# WRITTEN INSTRUCTION
Only lines holding the word "degrees" should be copied from the material.

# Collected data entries
-----

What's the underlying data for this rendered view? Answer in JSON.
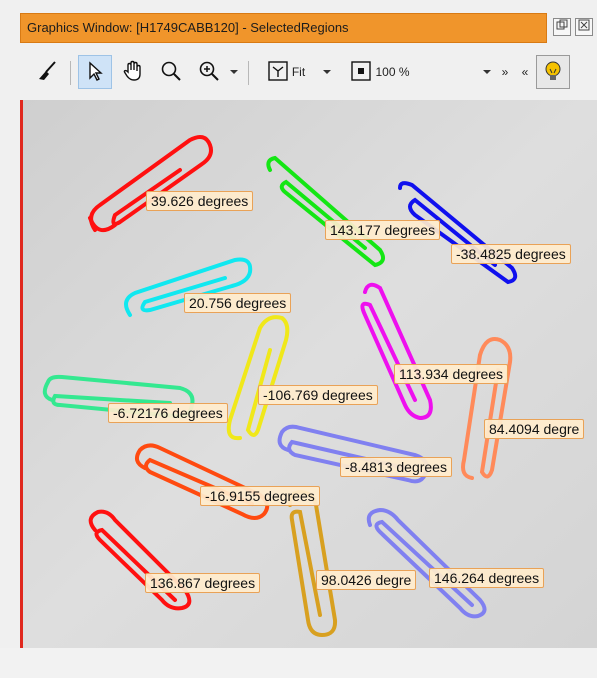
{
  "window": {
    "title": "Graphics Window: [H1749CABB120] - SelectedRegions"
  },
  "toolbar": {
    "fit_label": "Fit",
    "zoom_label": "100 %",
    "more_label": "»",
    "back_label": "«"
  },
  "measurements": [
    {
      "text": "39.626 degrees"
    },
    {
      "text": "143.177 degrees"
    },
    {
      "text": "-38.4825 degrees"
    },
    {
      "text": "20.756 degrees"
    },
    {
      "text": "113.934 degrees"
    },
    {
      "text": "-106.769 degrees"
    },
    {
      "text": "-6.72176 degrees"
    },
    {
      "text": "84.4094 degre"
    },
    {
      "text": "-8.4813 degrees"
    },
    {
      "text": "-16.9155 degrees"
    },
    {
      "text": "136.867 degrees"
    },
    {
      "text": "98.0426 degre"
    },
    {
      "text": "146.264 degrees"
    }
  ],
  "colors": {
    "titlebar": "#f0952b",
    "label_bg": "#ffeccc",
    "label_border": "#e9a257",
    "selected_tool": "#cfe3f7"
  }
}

-----

# TASK OUTPUT
      "text": "39.626 degrees"
      "text": "143.177 degrees"
      "text": "-38.4825 degrees"
      "text": "20.756 degrees"
      "text": "113.934 degrees"
      "text": "-106.769 degrees"
      "text": "-6.72176 degrees"
      "text": "-8.4813 degrees"
      "text": "-16.9155 degrees"
      "text": "136.867 degrees"
      "text": "146.264 degrees"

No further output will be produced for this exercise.